--- MATERIAL PROVIDED ---
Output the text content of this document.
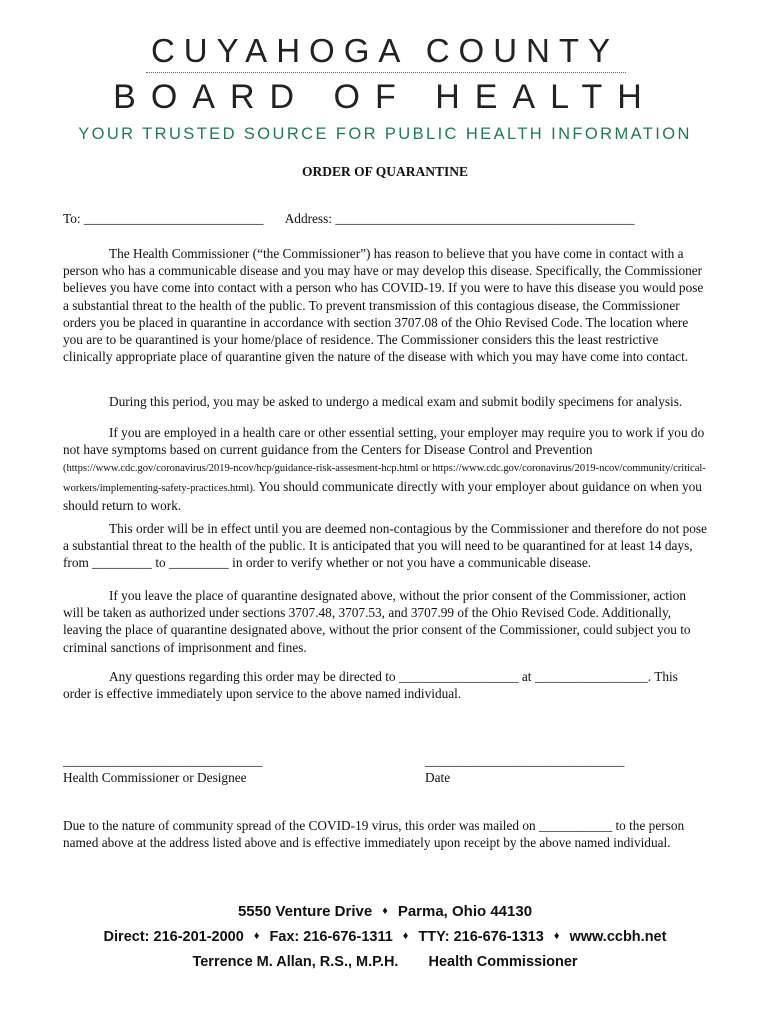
CUYAHOGA COUNTY
BOARD OF HEALTH
YOUR TRUSTED SOURCE FOR PUBLIC HEALTH INFORMATION
ORDER OF QUARANTINE
To: ___________________________ Address: _____________________________________________

The Health Commissioner (“the Commissioner”) has reason to believe that you have come in contact with a person who has a communicable disease and you may have or may develop this disease. Specifically, the Commissioner believes you have come into contact with a person who has COVID-19. If you were to have this disease you would pose a substantial threat to the health of the public. To prevent transmission of this contagious disease, the Commissioner orders you be placed in quarantine in accordance with section 3707.08 of the Ohio Revised Code. The location where you are to be quarantined is your home/place of residence. The Commissioner considers this the least restrictive clinically appropriate place of quarantine given the nature of the disease with which you may have come into contact.

During this period, you may be asked to undergo a medical exam and submit bodily specimens for analysis.

If you are employed in a health care or other essential setting, your employer may require you to work if you do not have symptoms based on current guidance from the Centers for Disease Control and Prevention (https://www.cdc.gov/coronavirus/2019-ncov/hcp/guidance-risk-assesment-hcp.html or https://www.cdc.gov/coronavirus/2019-ncov/community/critical-workers/implementing-safety-practices.html). You should communicate directly with your employer about guidance on when you should return to work.

This order will be in effect until you are deemed non-contagious by the Commissioner and therefore do not pose a substantial threat to the health of the public. It is anticipated that you will need to be quarantined for at least 14 days, from _________ to _________ in order to verify whether or not you have a communicable disease.

If you leave the place of quarantine designated above, without the prior consent of the Commissioner, action will be taken as authorized under sections 3707.48, 3707.53, and 3707.99 of the Ohio Revised Code. Additionally, leaving the place of quarantine designated above, without the prior consent of the Commissioner, could subject you to criminal sanctions of imprisonment and fines.

Any questions regarding this order may be directed to __________________ at _________________. This order is effective immediately upon service to the above named individual.

______________________________
Health Commissioner or Designee
______________________________
Date

Due to the nature of community spread of the COVID-19 virus, this order was mailed on ___________ to the person named above at the address listed above and is effective immediately upon receipt by the above named individual.

5550 Venture Drive ♦ Parma, Ohio 44130
Direct: 216-201-2000 ♦ Fax: 216-676-1311 ♦ TTY: 216-676-1313 ♦ www.ccbh.net
Terrence M. Allan, R.S., M.P.H. Health Commissioner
---
WORK REQUEST:
Each line above that carries the string "COVID" has to be returned.

PROBLEM SOLUTION:
The Health Commissioner (“the Commissioner”) has reason to believe that you have come in contact with a person who has a communicable disease and you may have or may develop this disease. Specifically, the Commissioner believes you have come into contact with a person who has COVID-19. If you were to have this disease you would pose a substantial threat to the health of the public. To prevent transmission of this contagious disease, the Commissioner orders you be placed in quarantine in accordance with section 3707.08 of the Ohio Revised Code. The location where you are to be quarantined is your home/place of residence. The Commissioner considers this the least restrictive clinically appropriate place of quarantine given the nature of the disease with which you may have come into contact.
Due to the nature of community spread of the COVID-19 virus, this order was mailed on ___________ to the person named above at the address listed above and is effective immediately upon receipt by the above named individual.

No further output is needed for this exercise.